====== GIVEN PASSAGE ======
Hunter in the Woods

Noobs guide to getting a Code Signing Certificate.

I've just completed my first code signed Windows App, Style for Windows and found the process to be a bit of a nightmare for the uninitiated.

In many cases I found it was presumed that you already have a certificate, but no one told me what I actually needed to do to get to this point - so this is a write up how to become eligible for a certificate and get one onto your computer.

I won't be covering how to actually use the cert as this is usually specific to your needs and there are many tutorials online that already that address this.


I'll assume that you know why you need a cert (some good reading about certificates and terminology here), you have registered your business and have built or building an App that you're ready to unleash upon the unsuspecting masses.

Step 1: List your business in globally recognised indexes

This is the step that I wish I had focused on earlier but didn't realise how long it would actually take. It took me about a month and a bit to fit all the pieces together, so ideally you would want to start this process long before your software is finished. Naturally I assume you're only reading this at the point you actually need it - so you're going to need grit your teeth, pick up the phone and practice the art of Zen.

Sign up for and list your business on the following services:

  • Companies House or your countries equivalent (Mandatory)
    • You should have this already from when you set up your Company - but make sure that your address, phone number and email match your company details exactly for all government services (IRD, etc) and the following services below. If they are miss-matched, your going to have a bad time because they cross check each other and you have to get them to all match before you can move forwards.
====== GIVEN MATERIAL ======
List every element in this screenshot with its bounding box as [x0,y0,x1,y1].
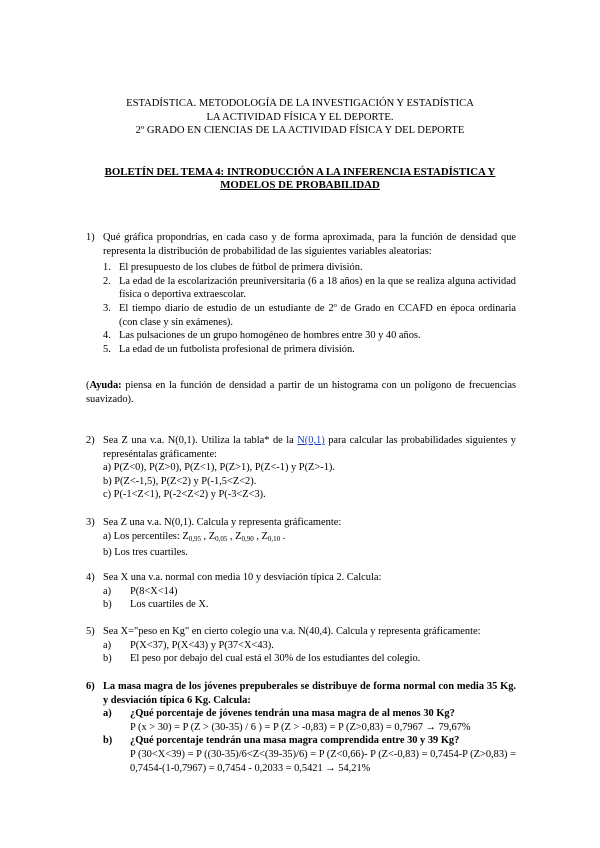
======
— AIM —
Answer these questions from the code signing guide.
1. What was the name of the writer's first code signed Windows app?
2. How long did it take the writer to fit all the pieces together for Step 1?
3. Which service does the list mark as mandatory?

— ANSWER TO THIS EXERCISE —
1. Style for Windows.
2. About a month and a bit.
3. Companies House or your country's equivalent.